Excerpt from a dataset:

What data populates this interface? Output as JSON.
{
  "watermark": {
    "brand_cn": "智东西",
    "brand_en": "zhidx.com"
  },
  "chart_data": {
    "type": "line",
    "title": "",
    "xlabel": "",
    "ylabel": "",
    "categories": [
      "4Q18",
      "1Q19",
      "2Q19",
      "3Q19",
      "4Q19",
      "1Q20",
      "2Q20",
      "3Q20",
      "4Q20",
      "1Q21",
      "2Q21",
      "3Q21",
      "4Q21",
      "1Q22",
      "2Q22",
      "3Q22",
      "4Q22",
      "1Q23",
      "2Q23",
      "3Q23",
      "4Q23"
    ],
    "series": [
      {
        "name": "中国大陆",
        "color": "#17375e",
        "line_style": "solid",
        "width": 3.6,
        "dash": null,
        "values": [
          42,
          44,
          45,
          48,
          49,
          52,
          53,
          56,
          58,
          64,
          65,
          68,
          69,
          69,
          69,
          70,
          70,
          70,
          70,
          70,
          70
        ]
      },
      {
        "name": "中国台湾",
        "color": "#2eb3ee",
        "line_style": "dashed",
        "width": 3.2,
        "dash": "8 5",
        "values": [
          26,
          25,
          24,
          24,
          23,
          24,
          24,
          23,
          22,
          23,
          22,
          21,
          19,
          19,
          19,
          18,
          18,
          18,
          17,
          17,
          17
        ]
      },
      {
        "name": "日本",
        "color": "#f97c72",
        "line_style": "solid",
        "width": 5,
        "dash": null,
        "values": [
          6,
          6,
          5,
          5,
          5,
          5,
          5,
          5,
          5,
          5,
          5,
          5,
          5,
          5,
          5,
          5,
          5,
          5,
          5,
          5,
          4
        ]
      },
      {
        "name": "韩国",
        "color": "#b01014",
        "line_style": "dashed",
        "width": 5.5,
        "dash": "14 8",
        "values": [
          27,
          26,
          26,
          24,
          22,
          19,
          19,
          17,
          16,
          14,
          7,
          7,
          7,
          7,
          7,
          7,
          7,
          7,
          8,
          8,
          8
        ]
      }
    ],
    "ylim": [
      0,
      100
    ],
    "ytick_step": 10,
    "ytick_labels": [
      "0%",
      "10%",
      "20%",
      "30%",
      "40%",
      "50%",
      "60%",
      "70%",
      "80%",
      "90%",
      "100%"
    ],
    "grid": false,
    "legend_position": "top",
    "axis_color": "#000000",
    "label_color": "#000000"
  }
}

=== Directions for this task ===
Reproduce every record, matching each line exactly.

=== Answer ===
What data populates this interface? Output as JSON.
{
  "watermark": {
    "brand_cn": "智东西",
    "brand_en": "zhidx.com"
  },
  "chart_data": {
    "type": "line",
    "title": "",
    "xlabel": "",
    "ylabel": "",
    "categories": [
      "4Q18",
      "1Q19",
      "2Q19",
      "3Q19",
      "4Q19",
      "1Q20",
      "2Q20",
      "3Q20",
      "4Q20",
      "1Q21",
      "2Q21",
      "3Q21",
      "4Q21",
      "1Q22",
      "2Q22",
      "3Q22",
      "4Q22",
      "1Q23",
      "2Q23",
      "3Q23",
      "4Q23"
    ],
    "series": [
      {
        "name": "中国大陆",
        "color": "#17375e",
        "line_style": "solid",
        "width": 3.6,
        "dash": null,
        "values": [
          42,
          44,
          45,
          48,
          49,
          52,
          53,
          56,
          58,
          64,
          65,
          68,
          69,
          69,
          69,
          70,
          70,
          70,
          70,
          70,
          70
        ]
      },
      {
        "name": "中国台湾",
        "color": "#2eb3ee",
        "line_style": "dashed",
        "width": 3.2,
        "dash": "8 5",
        "values": [
          26,
          25,
          24,
          24,
          23,
          24,
          24,
          23,
          22,
          23,
          22,
          21,
          19,
          19,
          19,
          18,
          18,
          18,
          17,
          17,
          17
        ]
      },
      {
        "name": "日本",
        "color": "#f97c72",
        "line_style": "solid",
        "width": 5,
        "dash": null,
        "values": [
          6,
          6,
          5,
          5,
          5,
          5,
          5,
          5,
          5,
          5,
          5,
          5,
          5,
          5,
          5,
          5,
          5,
          5,
          5,
          5,
          4
        ]
      },
      {
        "name": "韩国",
        "color": "#b01014",
        "line_style": "dashed",
        "width": 5.5,
        "dash": "14 8",
        "values": [
          27,
          26,
          26,
          24,
          22,
          19,
          19,
          17,
          16,
          14,
          7,
          7,
          7,
          7,
          7,
          7,
          7,
          7,
          8,
          8,
          8
        ]
      }
    ],
    "ylim": [
      0,
      100
    ],
    "ytick_step": 10,
    "ytick_labels": [
      "0%",
      "10%",
      "20%",
      "30%",
      "40%",
      "50%",
      "60%",
      "70%",
      "80%",
      "90%",
      "100%"
    ],
    "grid": false,
    "legend_position": "top",
    "axis_color": "#000000",
    "label_color": "#000000"
  }
}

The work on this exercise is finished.